### Work to complete
How many lines in the entries below contain "icon"? Answer with the number only.
──────── Stored rows
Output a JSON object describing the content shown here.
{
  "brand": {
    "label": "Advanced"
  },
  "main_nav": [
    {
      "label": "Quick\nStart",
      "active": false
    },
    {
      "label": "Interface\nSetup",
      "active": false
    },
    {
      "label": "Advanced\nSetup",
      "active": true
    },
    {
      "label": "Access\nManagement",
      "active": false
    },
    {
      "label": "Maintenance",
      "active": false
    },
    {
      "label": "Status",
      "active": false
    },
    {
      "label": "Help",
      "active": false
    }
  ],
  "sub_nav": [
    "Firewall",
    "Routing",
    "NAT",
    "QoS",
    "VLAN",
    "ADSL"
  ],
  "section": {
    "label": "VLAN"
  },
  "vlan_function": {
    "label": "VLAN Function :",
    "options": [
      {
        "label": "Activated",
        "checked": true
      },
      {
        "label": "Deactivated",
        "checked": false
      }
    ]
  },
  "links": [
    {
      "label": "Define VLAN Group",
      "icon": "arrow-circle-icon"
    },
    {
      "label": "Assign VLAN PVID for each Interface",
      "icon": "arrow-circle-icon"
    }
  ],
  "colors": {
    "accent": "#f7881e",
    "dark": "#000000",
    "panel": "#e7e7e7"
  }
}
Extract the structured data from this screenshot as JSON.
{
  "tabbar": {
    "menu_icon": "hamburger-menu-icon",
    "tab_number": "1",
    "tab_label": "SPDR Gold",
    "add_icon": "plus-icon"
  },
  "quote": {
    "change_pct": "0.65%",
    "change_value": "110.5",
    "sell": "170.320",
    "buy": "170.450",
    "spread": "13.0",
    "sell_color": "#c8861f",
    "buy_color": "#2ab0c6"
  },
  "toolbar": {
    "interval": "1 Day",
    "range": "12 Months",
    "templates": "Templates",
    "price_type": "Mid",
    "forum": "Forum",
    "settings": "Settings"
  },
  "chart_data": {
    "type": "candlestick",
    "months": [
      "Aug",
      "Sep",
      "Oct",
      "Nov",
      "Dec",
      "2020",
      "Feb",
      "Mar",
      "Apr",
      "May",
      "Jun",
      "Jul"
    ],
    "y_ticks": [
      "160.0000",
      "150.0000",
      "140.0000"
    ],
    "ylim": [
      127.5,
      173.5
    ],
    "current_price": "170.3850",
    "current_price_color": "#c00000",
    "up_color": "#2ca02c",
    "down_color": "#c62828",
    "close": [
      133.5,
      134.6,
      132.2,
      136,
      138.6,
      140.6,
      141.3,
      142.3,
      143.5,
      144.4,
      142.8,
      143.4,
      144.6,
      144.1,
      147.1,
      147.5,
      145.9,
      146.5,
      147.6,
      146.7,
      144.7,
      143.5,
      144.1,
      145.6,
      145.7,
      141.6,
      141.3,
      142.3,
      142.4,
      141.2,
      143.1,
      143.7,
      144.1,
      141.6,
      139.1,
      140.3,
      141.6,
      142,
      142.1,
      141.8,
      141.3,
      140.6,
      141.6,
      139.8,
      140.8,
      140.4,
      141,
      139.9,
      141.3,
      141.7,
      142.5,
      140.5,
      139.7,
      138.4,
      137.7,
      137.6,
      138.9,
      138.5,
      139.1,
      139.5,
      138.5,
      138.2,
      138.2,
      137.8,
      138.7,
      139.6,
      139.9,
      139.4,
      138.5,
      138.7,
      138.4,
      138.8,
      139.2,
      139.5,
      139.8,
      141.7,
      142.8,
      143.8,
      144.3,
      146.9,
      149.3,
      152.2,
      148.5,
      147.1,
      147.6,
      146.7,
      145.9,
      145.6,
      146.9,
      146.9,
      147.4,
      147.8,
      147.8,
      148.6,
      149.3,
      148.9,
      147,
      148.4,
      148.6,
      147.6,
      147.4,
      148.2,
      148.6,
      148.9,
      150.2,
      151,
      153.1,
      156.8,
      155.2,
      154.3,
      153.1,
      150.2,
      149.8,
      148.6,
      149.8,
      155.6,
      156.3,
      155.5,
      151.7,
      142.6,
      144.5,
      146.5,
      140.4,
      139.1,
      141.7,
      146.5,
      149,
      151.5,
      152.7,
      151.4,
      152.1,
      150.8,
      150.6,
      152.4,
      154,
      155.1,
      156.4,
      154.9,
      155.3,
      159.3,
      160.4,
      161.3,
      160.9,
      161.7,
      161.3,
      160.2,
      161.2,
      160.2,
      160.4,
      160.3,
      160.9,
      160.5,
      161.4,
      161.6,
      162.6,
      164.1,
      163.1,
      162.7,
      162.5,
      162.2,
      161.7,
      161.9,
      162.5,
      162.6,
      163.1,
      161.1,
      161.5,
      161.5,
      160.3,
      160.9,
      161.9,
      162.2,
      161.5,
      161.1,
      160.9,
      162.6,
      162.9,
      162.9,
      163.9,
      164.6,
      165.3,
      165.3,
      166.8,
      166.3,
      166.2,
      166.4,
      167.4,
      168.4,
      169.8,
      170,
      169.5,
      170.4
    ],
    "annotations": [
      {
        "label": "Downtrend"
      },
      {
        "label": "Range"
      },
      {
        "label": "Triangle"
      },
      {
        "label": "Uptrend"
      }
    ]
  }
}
────────────────
### Task response
4